__Short exercise__:
Retype each entry below, keeping every character the same.

Structured figure records:
****

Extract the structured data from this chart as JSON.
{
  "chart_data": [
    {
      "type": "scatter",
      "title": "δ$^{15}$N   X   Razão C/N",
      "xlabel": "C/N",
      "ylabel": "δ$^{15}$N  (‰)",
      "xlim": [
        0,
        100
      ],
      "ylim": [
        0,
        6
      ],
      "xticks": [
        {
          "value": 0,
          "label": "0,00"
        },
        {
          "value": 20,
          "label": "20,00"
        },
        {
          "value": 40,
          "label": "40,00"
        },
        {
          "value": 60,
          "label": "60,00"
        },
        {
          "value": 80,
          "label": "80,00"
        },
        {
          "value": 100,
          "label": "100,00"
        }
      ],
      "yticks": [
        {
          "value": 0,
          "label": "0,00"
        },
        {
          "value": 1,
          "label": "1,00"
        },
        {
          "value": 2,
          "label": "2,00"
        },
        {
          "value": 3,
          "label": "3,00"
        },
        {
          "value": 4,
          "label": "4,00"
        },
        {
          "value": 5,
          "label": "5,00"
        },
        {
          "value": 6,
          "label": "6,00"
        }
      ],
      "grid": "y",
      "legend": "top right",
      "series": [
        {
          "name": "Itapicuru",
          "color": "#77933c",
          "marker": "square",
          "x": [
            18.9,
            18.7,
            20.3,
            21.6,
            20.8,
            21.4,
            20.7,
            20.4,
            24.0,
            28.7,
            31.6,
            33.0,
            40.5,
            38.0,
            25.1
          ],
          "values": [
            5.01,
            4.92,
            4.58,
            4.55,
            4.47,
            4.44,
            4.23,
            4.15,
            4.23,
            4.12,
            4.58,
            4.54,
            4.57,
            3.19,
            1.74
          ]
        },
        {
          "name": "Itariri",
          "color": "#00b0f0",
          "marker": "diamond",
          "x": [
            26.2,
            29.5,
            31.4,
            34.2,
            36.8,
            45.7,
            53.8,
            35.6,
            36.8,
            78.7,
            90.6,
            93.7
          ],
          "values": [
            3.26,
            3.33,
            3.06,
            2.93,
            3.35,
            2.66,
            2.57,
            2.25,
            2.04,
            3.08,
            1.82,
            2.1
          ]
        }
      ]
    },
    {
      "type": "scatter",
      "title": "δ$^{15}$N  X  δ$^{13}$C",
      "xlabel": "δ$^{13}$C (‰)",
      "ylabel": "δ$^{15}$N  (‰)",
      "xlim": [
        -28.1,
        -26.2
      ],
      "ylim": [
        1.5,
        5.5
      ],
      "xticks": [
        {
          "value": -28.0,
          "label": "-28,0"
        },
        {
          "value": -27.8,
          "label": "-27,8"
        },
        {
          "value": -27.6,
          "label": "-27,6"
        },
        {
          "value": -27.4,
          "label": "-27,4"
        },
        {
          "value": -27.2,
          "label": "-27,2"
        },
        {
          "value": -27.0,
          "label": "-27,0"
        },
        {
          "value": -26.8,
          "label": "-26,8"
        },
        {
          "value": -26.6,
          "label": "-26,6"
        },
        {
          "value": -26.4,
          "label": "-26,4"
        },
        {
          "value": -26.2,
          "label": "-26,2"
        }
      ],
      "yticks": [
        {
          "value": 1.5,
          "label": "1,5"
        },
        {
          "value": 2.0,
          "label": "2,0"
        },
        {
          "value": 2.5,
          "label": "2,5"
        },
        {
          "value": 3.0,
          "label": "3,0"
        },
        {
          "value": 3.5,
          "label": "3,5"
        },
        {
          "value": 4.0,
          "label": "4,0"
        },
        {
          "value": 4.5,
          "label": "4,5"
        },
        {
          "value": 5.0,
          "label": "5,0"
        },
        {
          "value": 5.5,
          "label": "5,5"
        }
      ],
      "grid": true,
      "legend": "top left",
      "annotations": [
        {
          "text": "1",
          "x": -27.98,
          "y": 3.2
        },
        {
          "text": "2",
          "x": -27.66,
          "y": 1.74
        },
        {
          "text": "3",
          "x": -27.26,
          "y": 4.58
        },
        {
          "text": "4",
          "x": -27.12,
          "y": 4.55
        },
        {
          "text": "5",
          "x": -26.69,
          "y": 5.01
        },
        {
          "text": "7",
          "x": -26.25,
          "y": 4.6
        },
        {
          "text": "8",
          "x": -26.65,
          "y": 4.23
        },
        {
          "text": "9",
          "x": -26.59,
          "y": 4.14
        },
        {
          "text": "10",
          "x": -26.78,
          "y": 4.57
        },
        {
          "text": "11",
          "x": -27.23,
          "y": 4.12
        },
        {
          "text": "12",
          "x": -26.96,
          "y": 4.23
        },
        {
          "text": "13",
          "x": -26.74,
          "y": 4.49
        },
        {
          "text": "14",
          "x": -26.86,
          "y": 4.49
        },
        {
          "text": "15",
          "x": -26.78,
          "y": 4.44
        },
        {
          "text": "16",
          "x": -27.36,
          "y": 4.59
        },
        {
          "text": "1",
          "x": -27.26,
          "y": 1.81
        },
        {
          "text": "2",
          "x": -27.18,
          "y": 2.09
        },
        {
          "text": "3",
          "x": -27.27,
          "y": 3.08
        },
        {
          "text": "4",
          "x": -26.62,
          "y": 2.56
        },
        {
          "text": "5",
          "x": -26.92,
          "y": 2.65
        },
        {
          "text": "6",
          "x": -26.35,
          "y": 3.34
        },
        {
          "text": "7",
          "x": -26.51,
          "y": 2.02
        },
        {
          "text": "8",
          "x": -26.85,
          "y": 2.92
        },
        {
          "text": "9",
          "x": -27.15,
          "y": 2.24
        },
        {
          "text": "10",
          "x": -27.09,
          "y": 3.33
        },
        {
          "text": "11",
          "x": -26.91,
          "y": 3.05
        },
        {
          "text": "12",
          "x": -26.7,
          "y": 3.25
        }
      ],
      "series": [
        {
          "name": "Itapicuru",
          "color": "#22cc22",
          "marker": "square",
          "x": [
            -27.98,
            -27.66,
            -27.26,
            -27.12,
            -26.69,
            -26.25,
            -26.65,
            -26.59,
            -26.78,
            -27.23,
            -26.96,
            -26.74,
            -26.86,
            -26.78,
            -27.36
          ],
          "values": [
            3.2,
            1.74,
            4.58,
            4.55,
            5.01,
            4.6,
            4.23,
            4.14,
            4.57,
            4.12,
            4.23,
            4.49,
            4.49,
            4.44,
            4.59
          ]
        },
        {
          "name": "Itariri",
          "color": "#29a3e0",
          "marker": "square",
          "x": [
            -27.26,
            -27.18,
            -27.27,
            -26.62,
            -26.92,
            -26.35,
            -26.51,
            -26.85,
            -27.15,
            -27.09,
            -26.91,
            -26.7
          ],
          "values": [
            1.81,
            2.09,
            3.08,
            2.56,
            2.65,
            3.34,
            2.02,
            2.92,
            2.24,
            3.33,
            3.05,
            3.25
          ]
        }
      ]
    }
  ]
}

****

__Response to this task__:
Extract the structured data from this chart as JSON.
{
  "chart_data": [
    {
      "type": "scatter",
      "title": "δ$^{15}$N   X   Razão C/N",
      "xlabel": "C/N",
      "ylabel": "δ$^{15}$N  (‰)",
      "xlim": [
        0,
        100
      ],
      "ylim": [
        0,
        6
      ],
      "xticks": [
        {
          "value": 0,
          "label": "0,00"
        },
        {
          "value": 20,
          "label": "20,00"
        },
        {
          "value": 40,
          "label": "40,00"
        },
        {
          "value": 60,
          "label": "60,00"
        },
        {
          "value": 80,
          "label": "80,00"
        },
        {
          "value": 100,
          "label": "100,00"
        }
      ],
      "yticks": [
        {
          "value": 0,
          "label": "0,00"
        },
        {
          "value": 1,
          "label": "1,00"
        },
        {
          "value": 2,
          "label": "2,00"
        },
        {
          "value": 3,
          "label": "3,00"
        },
        {
          "value": 4,
          "label": "4,00"
        },
        {
          "value": 5,
          "label": "5,00"
        },
        {
          "value": 6,
          "label": "6,00"
        }
      ],
      "grid": "y",
      "legend": "top right",
      "series": [
        {
          "name": "Itapicuru",
          "color": "#77933c",
          "marker": "square",
          "x": [
            18.9,
            18.7,
            20.3,
            21.6,
            20.8,
            21.4,
            20.7,
            20.4,
            24.0,
            28.7,
            31.6,
            33.0,
            40.5,
            38.0,
            25.1
          ],
          "values": [
            5.01,
            4.92,
            4.58,
            4.55,
            4.47,
            4.44,
            4.23,
            4.15,
            4.23,
            4.12,
            4.58,
            4.54,
            4.57,
            3.19,
            1.74
          ]
        },
        {
          "name": "Itariri",
          "color": "#00b0f0",
          "marker": "diamond",
          "x": [
            26.2,
            29.5,
            31.4,
            34.2,
            36.8,
            45.7,
            53.8,
            35.6,
            36.8,
            78.7,
            90.6,
            93.7
          ],
          "values": [
            3.26,
            3.33,
            3.06,
            2.93,
            3.35,
            2.66,
            2.57,
            2.25,
            2.04,
            3.08,
            1.82,
            2.1
          ]
        }
      ]
    },
    {
      "type": "scatter",
      "title": "δ$^{15}$N  X  δ$^{13}$C",
      "xlabel": "δ$^{13}$C (‰)",
      "ylabel": "δ$^{15}$N  (‰)",
      "xlim": [
        -28.1,
        -26.2
      ],
      "ylim": [
        1.5,
        5.5
      ],
      "xticks": [
        {
          "value": -28.0,
          "label": "-28,0"
        },
        {
          "value": -27.8,
          "label": "-27,8"
        },
        {
          "value": -27.6,
          "label": "-27,6"
        },
        {
          "value": -27.4,
          "label": "-27,4"
        },
        {
          "value": -27.2,
          "label": "-27,2"
        },
        {
          "value": -27.0,
          "label": "-27,0"
        },
        {
          "value": -26.8,
          "label": "-26,8"
        },
        {
          "value": -26.6,
          "label": "-26,6"
        },
        {
          "value": -26.4,
          "label": "-26,4"
        },
        {
          "value": -26.2,
          "label": "-26,2"
        }
      ],
      "yticks": [
        {
          "value": 1.5,
          "label": "1,5"
        },
        {
          "value": 2.0,
          "label": "2,0"
        },
        {
          "value": 2.5,
          "label": "2,5"
        },
        {
          "value": 3.0,
          "label": "3,0"
        },
        {
          "value": 3.5,
          "label": "3,5"
        },
        {
          "value": 4.0,
          "label": "4,0"
        },
        {
          "value": 4.5,
          "label": "4,5"
        },
        {
          "value": 5.0,
          "label": "5,0"
        },
        {
          "value": 5.5,
          "label": "5,5"
        }
      ],
      "grid": true,
      "legend": "top left",
      "annotations": [
        {
          "text": "1",
          "x": -27.98,
          "y": 3.2
        },
        {
          "text": "2",
          "x": -27.66,
          "y": 1.74
        },
        {
          "text": "3",
          "x": -27.26,
          "y": 4.58
        },
        {
          "text": "4",
          "x": -27.12,
          "y": 4.55
        },
        {
          "text": "5",
          "x": -26.69,
          "y": 5.01
        },
        {
          "text": "7",
          "x": -26.25,
          "y": 4.6
        },
        {
          "text": "8",
          "x": -26.65,
          "y": 4.23
        },
        {
          "text": "9",
          "x": -26.59,
          "y": 4.14
        },
        {
          "text": "10",
          "x": -26.78,
          "y": 4.57
        },
        {
          "text": "11",
          "x": -27.23,
          "y": 4.12
        },
        {
          "text": "12",
          "x": -26.96,
          "y": 4.23
        },
        {
          "text": "13",
          "x": -26.74,
          "y": 4.49
        },
        {
          "text": "14",
          "x": -26.86,
          "y": 4.49
        },
        {
          "text": "15",
          "x": -26.78,
          "y": 4.44
        },
        {
          "text": "16",
          "x": -27.36,
          "y": 4.59
        },
        {
          "text": "1",
          "x": -27.26,
          "y": 1.81
        },
        {
          "text": "2",
          "x": -27.18,
          "y": 2.09
        },
        {
          "text": "3",
          "x": -27.27,
          "y": 3.08
        },
        {
          "text": "4",
          "x": -26.62,
          "y": 2.56
        },
        {
          "text": "5",
          "x": -26.92,
          "y": 2.65
        },
        {
          "text": "6",
          "x": -26.35,
          "y": 3.34
        },
        {
          "text": "7",
          "x": -26.51,
          "y": 2.02
        },
        {
          "text": "8",
          "x": -26.85,
          "y": 2.92
        },
        {
          "text": "9",
          "x": -27.15,
          "y": 2.24
        },
        {
          "text": "10",
          "x": -27.09,
          "y": 3.33
        },
        {
          "text": "11",
          "x": -26.91,
          "y": 3.05
        },
        {
          "text": "12",
          "x": -26.7,
          "y": 3.25
        }
      ],
      "series": [
        {
          "name": "Itapicuru",
          "color": "#22cc22",
          "marker": "square",
          "x": [
            -27.98,
            -27.66,
            -27.26,
            -27.12,
            -26.69,
            -26.25,
            -26.65,
            -26.59,
            -26.78,
            -27.23,
            -26.96,
            -26.74,
            -26.86,
            -26.78,
            -27.36
          ],
          "values": [
            3.2,
            1.74,
            4.58,
            4.55,
            5.01,
            4.6,
            4.23,
            4.14,
            4.57,
            4.12,
            4.23,
            4.49,
            4.49,
            4.44,
            4.59
          ]
        },
        {
          "name": "Itariri",
          "color": "#29a3e0",
          "marker": "square",
          "x": [
            -27.26,
            -27.18,
            -27.27,
            -26.62,
            -26.92,
            -26.35,
            -26.51,
            -26.85,
            -27.15,
            -27.09,
            -26.91,
            -26.7
          ],
          "values": [
            1.81,
            2.09,
            3.08,
            2.56,
            2.65,
            3.34,
            2.02,
            2.92,
            2.24,
            3.33,
            3.05,
            3.25
          ]
        }
      ]
    }
  ]
}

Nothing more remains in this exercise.